= Exercice court 1 =
Recopiez tel quel le passage des lignes de l'extrait de données qui commence par la ligne contenant « - text-line: จนฺทาทินา » et se termine par la ligne contenant « - text-line: สลฺลกฺขเณติ », ces deux lignes comprises.

----- Texte source

Le marin américain (Karsten Lund)


Il y a des morts qui marchent dans les dunes.

On parlait il y a peu (c’était avec La course de Flanagan) de ces bouquins magiques qui vous emportent ailleurs : autres temps, autres lieux et autres peuples. Après les coureurs de Flanagan, ce sont cette fois les pêcheurs du Danemark qui nous emmènent ailleurs …
À l’extrême pointe de Skagen au Danemark donc, à deux bordées de la Suède et de la Norvège, à la Noël 1902, un bateau fait naufrage. Après bien d’autres, à cette époque du tournant du siècle.
De ce naufrage-là, il ne survivra qu’un seul rescapé, échoué sur la plage : Le marin américain.
Il passera la nuit au village, aimablement soigné, hébergé et réconforté par une femme de pêcheur, Ane, dont le mari, Jens Peter, est parti en campagne.

----------
----- Extrait de données

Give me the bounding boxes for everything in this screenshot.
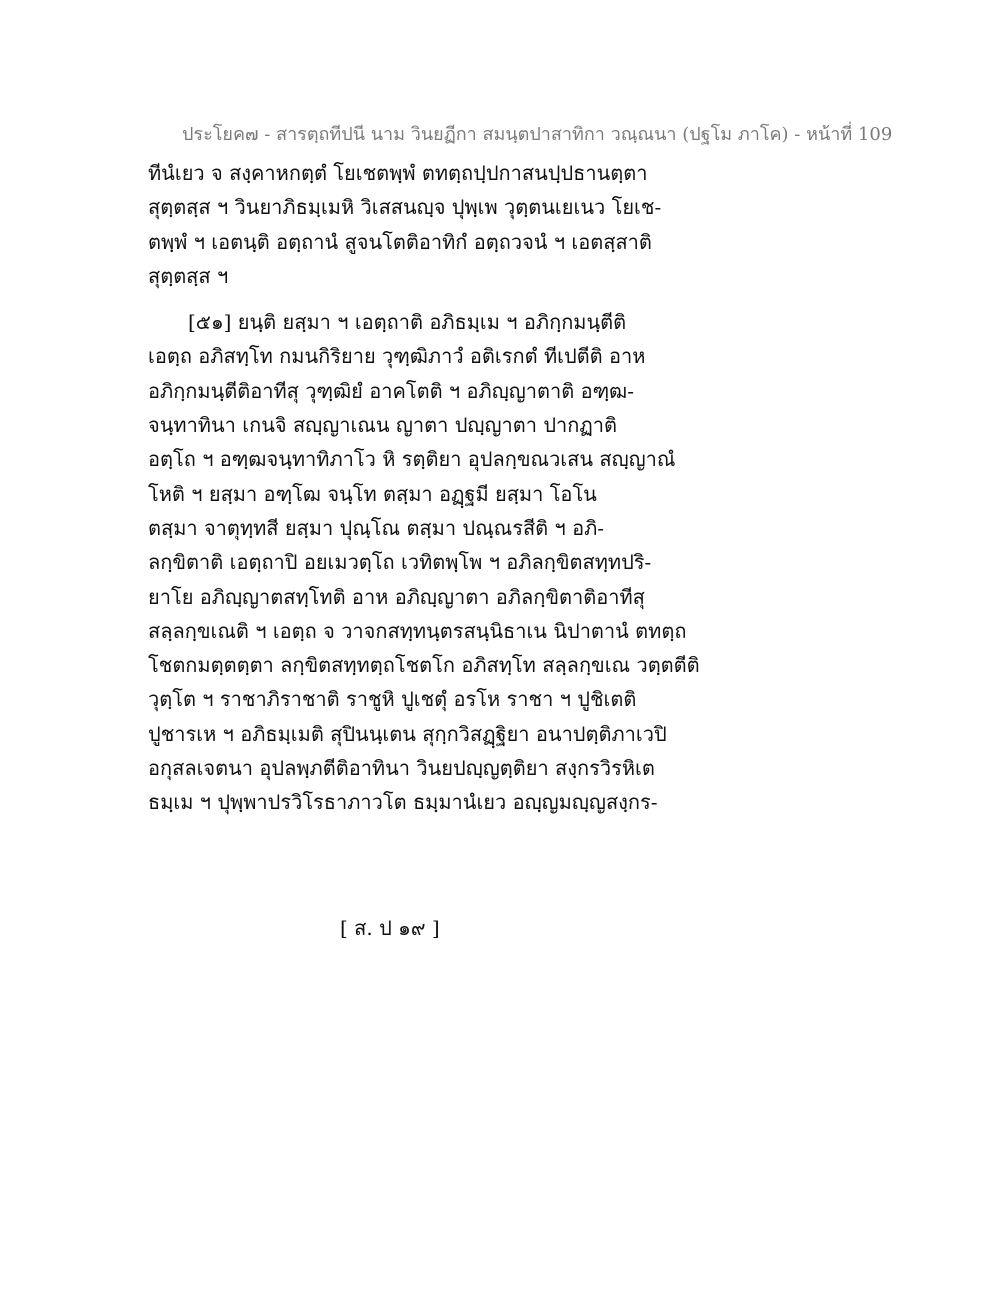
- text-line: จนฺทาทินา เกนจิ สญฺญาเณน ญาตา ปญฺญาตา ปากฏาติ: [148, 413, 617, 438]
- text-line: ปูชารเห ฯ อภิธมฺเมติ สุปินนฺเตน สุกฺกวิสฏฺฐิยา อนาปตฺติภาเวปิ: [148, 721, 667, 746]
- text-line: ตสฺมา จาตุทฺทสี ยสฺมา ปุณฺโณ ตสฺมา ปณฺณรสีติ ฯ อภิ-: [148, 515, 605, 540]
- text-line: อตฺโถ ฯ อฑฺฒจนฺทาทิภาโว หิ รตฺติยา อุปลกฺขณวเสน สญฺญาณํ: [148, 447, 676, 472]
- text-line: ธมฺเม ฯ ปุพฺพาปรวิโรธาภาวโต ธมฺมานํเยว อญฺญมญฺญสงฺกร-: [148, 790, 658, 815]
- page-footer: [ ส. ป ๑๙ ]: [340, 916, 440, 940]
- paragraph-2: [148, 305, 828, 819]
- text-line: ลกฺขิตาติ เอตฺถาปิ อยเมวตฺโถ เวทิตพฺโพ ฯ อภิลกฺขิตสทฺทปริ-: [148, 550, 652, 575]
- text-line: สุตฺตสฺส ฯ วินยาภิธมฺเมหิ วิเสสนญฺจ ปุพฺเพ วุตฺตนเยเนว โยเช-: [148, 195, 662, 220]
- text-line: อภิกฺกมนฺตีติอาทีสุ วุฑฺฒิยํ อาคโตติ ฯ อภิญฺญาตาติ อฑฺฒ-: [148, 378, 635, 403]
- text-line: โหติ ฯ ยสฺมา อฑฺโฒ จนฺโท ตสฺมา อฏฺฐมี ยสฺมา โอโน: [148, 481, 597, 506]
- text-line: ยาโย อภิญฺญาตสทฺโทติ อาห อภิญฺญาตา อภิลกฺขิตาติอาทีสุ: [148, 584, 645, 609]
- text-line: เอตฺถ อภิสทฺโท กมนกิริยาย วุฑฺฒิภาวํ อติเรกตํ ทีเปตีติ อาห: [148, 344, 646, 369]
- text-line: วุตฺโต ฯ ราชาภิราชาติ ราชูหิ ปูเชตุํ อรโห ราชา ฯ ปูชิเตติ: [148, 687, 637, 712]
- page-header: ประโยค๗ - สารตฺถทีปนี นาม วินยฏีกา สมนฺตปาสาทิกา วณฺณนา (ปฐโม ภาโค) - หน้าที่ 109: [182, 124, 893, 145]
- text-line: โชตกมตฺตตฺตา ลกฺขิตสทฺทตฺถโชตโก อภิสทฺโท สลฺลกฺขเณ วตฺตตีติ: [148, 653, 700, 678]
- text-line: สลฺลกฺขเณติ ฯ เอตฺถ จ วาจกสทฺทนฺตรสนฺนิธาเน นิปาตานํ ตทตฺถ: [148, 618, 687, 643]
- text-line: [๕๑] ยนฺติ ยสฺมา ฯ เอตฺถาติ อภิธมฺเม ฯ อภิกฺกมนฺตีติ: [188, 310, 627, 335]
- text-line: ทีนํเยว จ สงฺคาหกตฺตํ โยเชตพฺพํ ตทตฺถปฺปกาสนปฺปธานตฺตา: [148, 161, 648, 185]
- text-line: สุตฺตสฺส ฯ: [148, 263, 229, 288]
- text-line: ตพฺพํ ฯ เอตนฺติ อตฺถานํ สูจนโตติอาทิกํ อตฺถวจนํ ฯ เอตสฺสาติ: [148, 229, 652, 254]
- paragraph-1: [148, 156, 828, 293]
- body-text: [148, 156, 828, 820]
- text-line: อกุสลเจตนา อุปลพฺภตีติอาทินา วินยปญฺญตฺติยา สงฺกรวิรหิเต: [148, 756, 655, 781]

----------

= Exercice court 2 =
Dans le texte sur Le marin américain, qui héberge le rescapé du naufrage pendant la nuit ?

= Résultat attendu 1 =
- text-line: จนฺทาทินา เกนจิ สญฺญาเณน ญาตา ปญฺญาตา ปากฏาติ: [148, 413, 617, 438]
- text-line: ปูชารเห ฯ อภิธมฺเมติ สุปินนฺเตน สุกฺกวิสฏฺฐิยา อนาปตฺติภาเวปิ: [148, 721, 667, 746]
- text-line: ตสฺมา จาตุทฺทสี ยสฺมา ปุณฺโณ ตสฺมา ปณฺณรสีติ ฯ อภิ-: [148, 515, 605, 540]
- text-line: อตฺโถ ฯ อฑฺฒจนฺทาทิภาโว หิ รตฺติยา อุปลกฺขณวเสน สญฺญาณํ: [148, 447, 676, 472]
- text-line: ธมฺเม ฯ ปุพฺพาปรวิโรธาภาวโต ธมฺมานํเยว อญฺญมญฺญสงฺกร-: [148, 790, 658, 815]
- page-footer: [ ส. ป ๑๙ ]: [340, 916, 440, 940]
- paragraph-2: [148, 305, 828, 819]
- text-line: ลกฺขิตาติ เอตฺถาปิ อยเมวตฺโถ เวทิตพฺโพ ฯ อภิลกฺขิตสทฺทปริ-: [148, 550, 652, 575]
- text-line: สุตฺตสฺส ฯ วินยาภิธมฺเมหิ วิเสสนญฺจ ปุพฺเพ วุตฺตนเยเนว โยเช-: [148, 195, 662, 220]
- text-line: อภิกฺกมนฺตีติอาทีสุ วุฑฺฒิยํ อาคโตติ ฯ อภิญฺญาตาติ อฑฺฒ-: [148, 378, 635, 403]
- text-line: โหติ ฯ ยสฺมา อฑฺโฒ จนฺโท ตสฺมา อฏฺฐมี ยสฺมา โอโน: [148, 481, 597, 506]
- text-line: ยาโย อภิญฺญาตสทฺโทติ อาห อภิญฺญาตา อภิลกฺขิตาติอาทีสุ: [148, 584, 645, 609]
- text-line: เอตฺถ อภิสทฺโท กมนกิริยาย วุฑฺฒิภาวํ อติเรกตํ ทีเปตีติ อาห: [148, 344, 646, 369]
- text-line: วุตฺโต ฯ ราชาภิราชาติ ราชูหิ ปูเชตุํ อรโห ราชา ฯ ปูชิเตติ: [148, 687, 637, 712]
- page-header: ประโยค๗ - สารตฺถทีปนี นาม วินยฏีกา สมนฺตปาสาทิกา วณฺณนา (ปฐโม ภาโค) - หน้าที่ 109: [182, 124, 893, 145]
- text-line: โชตกมตฺตตฺตา ลกฺขิตสทฺทตฺถโชตโก อภิสทฺโท สลฺลกฺขเณ วตฺตตีติ: [148, 653, 700, 678]
- text-line: สลฺลกฺขเณติ ฯ เอตฺถ จ วาจกสทฺทนฺตรสนฺนิธาเน นิปาตานํ ตทตฺถ: [148, 618, 687, 643]

= Résultat attendu 2 =
Ane, une femme de pêcheur.